> _Extrait du document_
###
Afrique du Sud: la motion de défiance contre Zuma sera votée à bulletin secret

Le Cap (AFP) - La présidente du parlement sud-africain a créé la surprise lundi: les députés voteront à bulletin secret la motion de défiance contre le chef de Jacob Zuma, une décision qui pourrait encourager des députés de l'ANC au pouvoir à lâcher Jacob Zuma controversé jusque dans ses rangs.

Pour être adoptée mardi, la motion de défiance, qui a été déposée par l'opposition, doit recueillir la majorité absolue des députés, soit 201 voix. Le Congrès national africain (ANC), de feu Nelson Mandela y possède une confortable majorité de 249 sièges.

L'opposition réclamait un vote à bulletin secret, convaincue de pouvoir "retourner" des députés du Congrès national africain (ANC, au pouvoir) s'ils n'ont pas la pression d'un scrutin à main levée.

Le président Zuma est empêtré dans une série de scandales politico-financiers, qui l'ont affaibli au sein même de l'ANC où on s'inquiète des conséquences électorales de ce climat malsain.
###
> _Lignes enregistrées_
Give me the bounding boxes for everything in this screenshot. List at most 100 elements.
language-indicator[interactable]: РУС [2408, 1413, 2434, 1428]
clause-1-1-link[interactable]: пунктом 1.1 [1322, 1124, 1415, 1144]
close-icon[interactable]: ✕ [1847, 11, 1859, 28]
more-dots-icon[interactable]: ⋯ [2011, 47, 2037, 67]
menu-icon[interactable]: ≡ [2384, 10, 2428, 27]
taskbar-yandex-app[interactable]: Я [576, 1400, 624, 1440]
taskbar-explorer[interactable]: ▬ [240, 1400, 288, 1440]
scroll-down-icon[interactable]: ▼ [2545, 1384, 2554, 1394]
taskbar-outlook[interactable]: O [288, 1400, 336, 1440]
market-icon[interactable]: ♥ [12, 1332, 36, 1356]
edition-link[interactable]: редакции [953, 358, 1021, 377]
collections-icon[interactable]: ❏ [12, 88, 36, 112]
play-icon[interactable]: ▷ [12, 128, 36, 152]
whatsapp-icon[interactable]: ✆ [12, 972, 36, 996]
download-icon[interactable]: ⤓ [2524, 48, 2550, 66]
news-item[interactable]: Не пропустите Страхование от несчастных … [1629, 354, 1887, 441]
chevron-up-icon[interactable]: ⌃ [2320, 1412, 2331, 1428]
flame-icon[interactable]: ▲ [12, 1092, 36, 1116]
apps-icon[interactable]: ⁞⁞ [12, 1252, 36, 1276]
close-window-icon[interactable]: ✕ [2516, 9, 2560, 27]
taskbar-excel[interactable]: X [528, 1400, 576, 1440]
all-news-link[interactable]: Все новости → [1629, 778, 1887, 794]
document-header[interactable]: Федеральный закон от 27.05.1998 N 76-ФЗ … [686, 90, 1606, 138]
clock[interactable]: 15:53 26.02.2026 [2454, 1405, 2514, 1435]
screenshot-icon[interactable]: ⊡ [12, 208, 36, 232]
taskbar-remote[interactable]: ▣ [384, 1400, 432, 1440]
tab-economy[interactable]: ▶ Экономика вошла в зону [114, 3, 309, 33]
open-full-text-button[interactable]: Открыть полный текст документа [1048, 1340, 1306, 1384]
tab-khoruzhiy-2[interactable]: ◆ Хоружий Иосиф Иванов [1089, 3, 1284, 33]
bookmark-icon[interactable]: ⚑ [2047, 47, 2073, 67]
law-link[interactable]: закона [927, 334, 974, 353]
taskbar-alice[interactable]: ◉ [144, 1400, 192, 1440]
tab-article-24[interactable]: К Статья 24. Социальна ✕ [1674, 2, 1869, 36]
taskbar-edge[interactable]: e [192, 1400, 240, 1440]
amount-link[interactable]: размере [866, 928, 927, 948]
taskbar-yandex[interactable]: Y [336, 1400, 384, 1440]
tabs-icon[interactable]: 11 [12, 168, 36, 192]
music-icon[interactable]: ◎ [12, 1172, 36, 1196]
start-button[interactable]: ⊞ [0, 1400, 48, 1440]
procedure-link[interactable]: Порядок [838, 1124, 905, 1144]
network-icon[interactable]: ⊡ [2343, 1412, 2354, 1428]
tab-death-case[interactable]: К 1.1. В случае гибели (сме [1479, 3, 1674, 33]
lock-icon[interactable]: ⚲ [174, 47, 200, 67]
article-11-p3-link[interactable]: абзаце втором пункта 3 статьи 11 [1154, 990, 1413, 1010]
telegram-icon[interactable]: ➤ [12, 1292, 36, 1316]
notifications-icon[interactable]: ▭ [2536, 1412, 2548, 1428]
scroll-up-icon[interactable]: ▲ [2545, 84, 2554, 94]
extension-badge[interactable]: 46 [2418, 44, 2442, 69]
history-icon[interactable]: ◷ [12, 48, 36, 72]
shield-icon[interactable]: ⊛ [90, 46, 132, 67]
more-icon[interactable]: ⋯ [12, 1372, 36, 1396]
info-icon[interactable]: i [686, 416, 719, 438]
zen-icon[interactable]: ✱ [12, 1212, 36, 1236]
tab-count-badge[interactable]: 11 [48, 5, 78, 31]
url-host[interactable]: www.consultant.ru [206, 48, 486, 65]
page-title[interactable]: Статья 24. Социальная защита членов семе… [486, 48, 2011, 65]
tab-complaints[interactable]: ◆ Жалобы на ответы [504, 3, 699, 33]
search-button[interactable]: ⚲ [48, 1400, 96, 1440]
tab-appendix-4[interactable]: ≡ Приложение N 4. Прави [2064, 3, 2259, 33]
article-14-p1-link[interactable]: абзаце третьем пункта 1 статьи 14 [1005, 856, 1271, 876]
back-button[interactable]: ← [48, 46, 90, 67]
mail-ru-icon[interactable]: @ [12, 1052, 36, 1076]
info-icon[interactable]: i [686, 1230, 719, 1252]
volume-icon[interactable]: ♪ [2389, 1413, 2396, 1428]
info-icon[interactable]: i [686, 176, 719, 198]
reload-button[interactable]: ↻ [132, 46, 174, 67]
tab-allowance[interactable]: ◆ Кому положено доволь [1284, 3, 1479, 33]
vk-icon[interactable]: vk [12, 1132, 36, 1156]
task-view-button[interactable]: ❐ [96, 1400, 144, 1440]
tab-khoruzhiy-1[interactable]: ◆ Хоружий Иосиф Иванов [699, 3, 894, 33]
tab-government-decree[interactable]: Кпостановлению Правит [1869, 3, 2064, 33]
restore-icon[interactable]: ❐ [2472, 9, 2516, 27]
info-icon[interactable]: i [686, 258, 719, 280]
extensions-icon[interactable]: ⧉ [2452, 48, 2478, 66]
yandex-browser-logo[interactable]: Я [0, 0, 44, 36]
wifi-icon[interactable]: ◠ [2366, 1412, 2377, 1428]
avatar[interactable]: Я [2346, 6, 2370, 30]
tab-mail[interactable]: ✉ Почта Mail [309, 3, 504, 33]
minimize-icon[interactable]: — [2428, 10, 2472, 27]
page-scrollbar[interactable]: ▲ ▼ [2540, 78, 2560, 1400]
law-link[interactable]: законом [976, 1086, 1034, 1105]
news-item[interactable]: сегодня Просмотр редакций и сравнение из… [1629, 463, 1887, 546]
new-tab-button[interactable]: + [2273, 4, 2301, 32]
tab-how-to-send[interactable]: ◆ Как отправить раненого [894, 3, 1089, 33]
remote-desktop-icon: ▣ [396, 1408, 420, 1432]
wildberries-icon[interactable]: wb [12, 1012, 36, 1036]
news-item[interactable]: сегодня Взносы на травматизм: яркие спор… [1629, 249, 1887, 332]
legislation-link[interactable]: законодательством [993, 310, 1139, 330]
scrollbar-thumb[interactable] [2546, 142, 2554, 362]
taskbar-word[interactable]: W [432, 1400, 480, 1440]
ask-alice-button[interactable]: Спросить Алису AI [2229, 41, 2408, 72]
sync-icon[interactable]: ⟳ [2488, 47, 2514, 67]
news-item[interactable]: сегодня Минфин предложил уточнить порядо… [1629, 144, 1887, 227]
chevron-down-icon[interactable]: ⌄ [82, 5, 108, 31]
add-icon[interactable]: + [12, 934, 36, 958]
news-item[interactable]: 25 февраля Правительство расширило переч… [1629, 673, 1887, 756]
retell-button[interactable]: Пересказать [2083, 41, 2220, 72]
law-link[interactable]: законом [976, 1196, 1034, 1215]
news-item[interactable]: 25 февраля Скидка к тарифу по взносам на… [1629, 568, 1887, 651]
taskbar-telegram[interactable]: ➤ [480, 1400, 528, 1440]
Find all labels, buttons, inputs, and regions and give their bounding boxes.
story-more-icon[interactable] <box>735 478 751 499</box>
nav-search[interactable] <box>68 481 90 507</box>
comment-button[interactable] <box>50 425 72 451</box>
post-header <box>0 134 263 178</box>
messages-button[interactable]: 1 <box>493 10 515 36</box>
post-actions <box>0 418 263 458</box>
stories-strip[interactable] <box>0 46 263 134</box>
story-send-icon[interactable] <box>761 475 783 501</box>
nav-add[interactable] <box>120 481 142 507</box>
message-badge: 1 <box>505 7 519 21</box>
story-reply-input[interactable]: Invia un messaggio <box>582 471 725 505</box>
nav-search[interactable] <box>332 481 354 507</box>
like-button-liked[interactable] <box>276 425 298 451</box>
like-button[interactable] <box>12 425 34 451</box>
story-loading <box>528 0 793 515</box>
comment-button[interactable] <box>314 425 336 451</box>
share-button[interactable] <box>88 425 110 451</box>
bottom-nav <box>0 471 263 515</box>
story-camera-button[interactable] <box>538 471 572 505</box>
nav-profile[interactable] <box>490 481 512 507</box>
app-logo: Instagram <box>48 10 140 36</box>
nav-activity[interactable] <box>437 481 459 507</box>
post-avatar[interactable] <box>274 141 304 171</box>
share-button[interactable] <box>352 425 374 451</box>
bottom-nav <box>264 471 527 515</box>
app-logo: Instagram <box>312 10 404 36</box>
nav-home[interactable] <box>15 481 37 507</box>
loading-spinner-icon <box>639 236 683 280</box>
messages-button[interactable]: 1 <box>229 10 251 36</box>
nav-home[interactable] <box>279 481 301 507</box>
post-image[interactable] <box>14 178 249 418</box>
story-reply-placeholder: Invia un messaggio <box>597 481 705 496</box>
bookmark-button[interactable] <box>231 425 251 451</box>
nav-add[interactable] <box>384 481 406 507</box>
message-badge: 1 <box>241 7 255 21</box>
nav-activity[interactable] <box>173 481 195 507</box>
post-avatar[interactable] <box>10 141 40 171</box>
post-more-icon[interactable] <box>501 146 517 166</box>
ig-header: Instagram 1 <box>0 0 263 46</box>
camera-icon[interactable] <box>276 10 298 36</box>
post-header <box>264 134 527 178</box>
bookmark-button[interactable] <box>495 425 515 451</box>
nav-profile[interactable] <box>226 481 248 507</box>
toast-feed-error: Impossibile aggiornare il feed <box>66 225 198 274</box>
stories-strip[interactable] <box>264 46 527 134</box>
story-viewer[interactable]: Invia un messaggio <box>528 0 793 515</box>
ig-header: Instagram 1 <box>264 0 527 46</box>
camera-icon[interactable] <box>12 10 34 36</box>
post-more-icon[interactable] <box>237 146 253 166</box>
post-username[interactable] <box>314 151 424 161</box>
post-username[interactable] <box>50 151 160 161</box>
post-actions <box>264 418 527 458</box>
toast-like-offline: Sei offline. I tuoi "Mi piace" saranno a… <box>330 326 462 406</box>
###
> _Défis proposés_
[a] Traduisez en anglais la phrase suivante de l'extrait du document : « Pour être adoptée mardi, la motion de défiance, qui a été déposée par l'opposition, doit recueillir la majorité absolue des députés, soit 201 voix. »
[b] Répondez brièvement aux questions suivantes sur l'extrait du document :
(i) Qui a créé la surprise lundi ?
(ii) De combien de sièges l'ANC dispose-t-il au parlement ?
(iii) De quoi s'inquiète-t-on au sein de l'ANC ?
[c] Restituez fidèlement le passage de l'extrait du document qui commence par les mots « Afrique du Sud: la » et s'achève sur « à main levée. ».

> _Résultats des exercices_
[a] To be adopted on Tuesday, the no-confidence motion, which was tabled by the opposition, must obtain an absolute majority of the members of parliament, that is, 201 votes.

[b]
(i) La présidente du parlement sud-africain.
(ii) De 249 sièges.
(iii) Des conséquences électorales de ce climat malsain.

[c]
Afrique du Sud: la motion de défiance contre Zuma sera votée à bulletin secret

Le Cap (AFP) - La présidente du parlement sud-africain a créé la surprise lundi: les députés voteront à bulletin secret la motion de défiance contre le chef de Jacob Zuma, une décision qui pourrait encourager des députés de l'ANC au pouvoir à lâcher Jacob Zuma controversé jusque dans ses rangs.

Pour être adoptée mardi, la motion de défiance, qui a été déposée par l'opposition, doit recueillir la majorité absolue des députés, soit 201 voix. Le Congrès national africain (ANC), de feu Nelson Mandela y possède une confortable majorité de 249 sièges.

L'opposition réclamait un vote à bulletin secret, convaincue de pouvoir "retourner" des députés du Congrès national africain (ANC, au pouvoir) s'ils n'ont pas la pression d'un scrutin à main levée.